Data extract —

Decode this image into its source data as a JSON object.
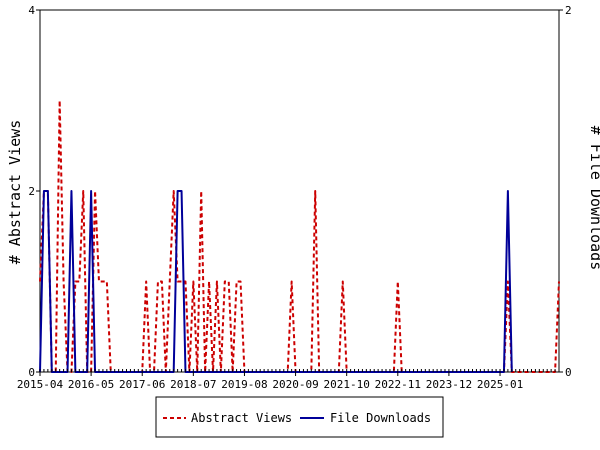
{
  "chart_data": {
    "type": "line",
    "ylabel": "# Abstract Views",
    "y2label": "# File Downloads",
    "x_ticks": [
      "2015-04",
      "2016-05",
      "2017-06",
      "2018-07",
      "2019-08",
      "2020-09",
      "2021-10",
      "2022-11",
      "2023-12",
      "2025-01"
    ],
    "ylim": [
      0,
      4
    ],
    "y_ticks": [
      "0",
      "2",
      "4"
    ],
    "y2lim": [
      0,
      2
    ],
    "y2_ticks": [
      "0",
      "2"
    ],
    "grid": false,
    "legend_position": "bottom-center",
    "x_range": [
      "2015-04",
      "2026-04"
    ],
    "series": [
      {
        "name": "Abstract Views",
        "color": "#cc0000",
        "style": "dashed",
        "axis": "left",
        "points": [
          [
            "2015-04",
            1
          ],
          [
            "2015-05",
            2
          ],
          [
            "2015-06",
            2
          ],
          [
            "2015-07",
            0
          ],
          [
            "2015-08",
            0
          ],
          [
            "2015-09",
            3
          ],
          [
            "2015-10",
            1
          ],
          [
            "2015-11",
            0
          ],
          [
            "2015-12",
            0
          ],
          [
            "2016-01",
            1
          ],
          [
            "2016-02",
            1
          ],
          [
            "2016-03",
            2
          ],
          [
            "2016-04",
            0
          ],
          [
            "2016-05",
            0
          ],
          [
            "2016-06",
            2
          ],
          [
            "2016-07",
            1
          ],
          [
            "2016-08",
            1
          ],
          [
            "2016-09",
            1
          ],
          [
            "2016-10",
            0
          ],
          [
            "2017-06",
            0
          ],
          [
            "2017-07",
            1
          ],
          [
            "2017-08",
            0
          ],
          [
            "2017-09",
            0
          ],
          [
            "2017-10",
            1
          ],
          [
            "2017-11",
            1
          ],
          [
            "2017-12",
            0
          ],
          [
            "2018-01",
            1
          ],
          [
            "2018-02",
            2
          ],
          [
            "2018-03",
            1
          ],
          [
            "2018-04",
            1
          ],
          [
            "2018-05",
            1
          ],
          [
            "2018-06",
            0
          ],
          [
            "2018-07",
            1
          ],
          [
            "2018-08",
            0
          ],
          [
            "2018-09",
            2
          ],
          [
            "2018-10",
            0
          ],
          [
            "2018-11",
            1
          ],
          [
            "2018-12",
            0
          ],
          [
            "2019-01",
            1
          ],
          [
            "2019-02",
            0
          ],
          [
            "2019-03",
            1
          ],
          [
            "2019-04",
            1
          ],
          [
            "2019-05",
            0
          ],
          [
            "2019-06",
            1
          ],
          [
            "2019-07",
            1
          ],
          [
            "2019-08",
            0
          ],
          [
            "2019-09",
            0
          ],
          [
            "2020-07",
            0
          ],
          [
            "2020-08",
            1
          ],
          [
            "2020-09",
            0
          ],
          [
            "2021-01",
            0
          ],
          [
            "2021-02",
            2
          ],
          [
            "2021-03",
            0
          ],
          [
            "2021-08",
            0
          ],
          [
            "2021-09",
            1
          ],
          [
            "2021-10",
            0
          ],
          [
            "2022-10",
            0
          ],
          [
            "2022-11",
            1
          ],
          [
            "2022-12",
            0
          ],
          [
            "2025-02",
            0
          ],
          [
            "2025-03",
            1
          ],
          [
            "2025-04",
            0
          ],
          [
            "2026-03",
            0
          ],
          [
            "2026-04",
            1
          ]
        ]
      },
      {
        "name": "File Downloads",
        "color": "#000099",
        "style": "solid",
        "axis": "right",
        "points": [
          [
            "2015-04",
            0
          ],
          [
            "2015-05",
            1
          ],
          [
            "2015-06",
            1
          ],
          [
            "2015-07",
            0
          ],
          [
            "2015-11",
            0
          ],
          [
            "2015-12",
            1
          ],
          [
            "2016-01",
            0
          ],
          [
            "2016-04",
            0
          ],
          [
            "2016-05",
            1
          ],
          [
            "2016-06",
            0
          ],
          [
            "2018-02",
            0
          ],
          [
            "2018-03",
            1
          ],
          [
            "2018-04",
            1
          ],
          [
            "2018-05",
            0
          ],
          [
            "2025-02",
            0
          ],
          [
            "2025-03",
            1
          ],
          [
            "2025-04",
            0
          ]
        ]
      }
    ]
  }
}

Objective —
Would you mind returning each entry above word for word, skipping the images?

Output below —
Decode this image into its source data as a JSON object.
{
  "chart_data": {
    "type": "line",
    "ylabel": "# Abstract Views",
    "y2label": "# File Downloads",
    "x_ticks": [
      "2015-04",
      "2016-05",
      "2017-06",
      "2018-07",
      "2019-08",
      "2020-09",
      "2021-10",
      "2022-11",
      "2023-12",
      "2025-01"
    ],
    "ylim": [
      0,
      4
    ],
    "y_ticks": [
      "0",
      "2",
      "4"
    ],
    "y2lim": [
      0,
      2
    ],
    "y2_ticks": [
      "0",
      "2"
    ],
    "grid": false,
    "legend_position": "bottom-center",
    "x_range": [
      "2015-04",
      "2026-04"
    ],
    "series": [
      {
        "name": "Abstract Views",
        "color": "#cc0000",
        "style": "dashed",
        "axis": "left",
        "points": [
          [
            "2015-04",
            1
          ],
          [
            "2015-05",
            2
          ],
          [
            "2015-06",
            2
          ],
          [
            "2015-07",
            0
          ],
          [
            "2015-08",
            0
          ],
          [
            "2015-09",
            3
          ],
          [
            "2015-10",
            1
          ],
          [
            "2015-11",
            0
          ],
          [
            "2015-12",
            0
          ],
          [
            "2016-01",
            1
          ],
          [
            "2016-02",
            1
          ],
          [
            "2016-03",
            2
          ],
          [
            "2016-04",
            0
          ],
          [
            "2016-05",
            0
          ],
          [
            "2016-06",
            2
          ],
          [
            "2016-07",
            1
          ],
          [
            "2016-08",
            1
          ],
          [
            "2016-09",
            1
          ],
          [
            "2016-10",
            0
          ],
          [
            "2017-06",
            0
          ],
          [
            "2017-07",
            1
          ],
          [
            "2017-08",
            0
          ],
          [
            "2017-09",
            0
          ],
          [
            "2017-10",
            1
          ],
          [
            "2017-11",
            1
          ],
          [
            "2017-12",
            0
          ],
          [
            "2018-01",
            1
          ],
          [
            "2018-02",
            2
          ],
          [
            "2018-03",
            1
          ],
          [
            "2018-04",
            1
          ],
          [
            "2018-05",
            1
          ],
          [
            "2018-06",
            0
          ],
          [
            "2018-07",
            1
          ],
          [
            "2018-08",
            0
          ],
          [
            "2018-09",
            2
          ],
          [
            "2018-10",
            0
          ],
          [
            "2018-11",
            1
          ],
          [
            "2018-12",
            0
          ],
          [
            "2019-01",
            1
          ],
          [
            "2019-02",
            0
          ],
          [
            "2019-03",
            1
          ],
          [
            "2019-04",
            1
          ],
          [
            "2019-05",
            0
          ],
          [
            "2019-06",
            1
          ],
          [
            "2019-07",
            1
          ],
          [
            "2019-08",
            0
          ],
          [
            "2019-09",
            0
          ],
          [
            "2020-07",
            0
          ],
          [
            "2020-08",
            1
          ],
          [
            "2020-09",
            0
          ],
          [
            "2021-01",
            0
          ],
          [
            "2021-02",
            2
          ],
          [
            "2021-03",
            0
          ],
          [
            "2021-08",
            0
          ],
          [
            "2021-09",
            1
          ],
          [
            "2021-10",
            0
          ],
          [
            "2022-10",
            0
          ],
          [
            "2022-11",
            1
          ],
          [
            "2022-12",
            0
          ],
          [
            "2025-02",
            0
          ],
          [
            "2025-03",
            1
          ],
          [
            "2025-04",
            0
          ],
          [
            "2026-03",
            0
          ],
          [
            "2026-04",
            1
          ]
        ]
      },
      {
        "name": "File Downloads",
        "color": "#000099",
        "style": "solid",
        "axis": "right",
        "points": [
          [
            "2015-04",
            0
          ],
          [
            "2015-05",
            1
          ],
          [
            "2015-06",
            1
          ],
          [
            "2015-07",
            0
          ],
          [
            "2015-11",
            0
          ],
          [
            "2015-12",
            1
          ],
          [
            "2016-01",
            0
          ],
          [
            "2016-04",
            0
          ],
          [
            "2016-05",
            1
          ],
          [
            "2016-06",
            0
          ],
          [
            "2018-02",
            0
          ],
          [
            "2018-03",
            1
          ],
          [
            "2018-04",
            1
          ],
          [
            "2018-05",
            0
          ],
          [
            "2025-02",
            0
          ],
          [
            "2025-03",
            1
          ],
          [
            "2025-04",
            0
          ]
        ]
      }
    ]
  }
}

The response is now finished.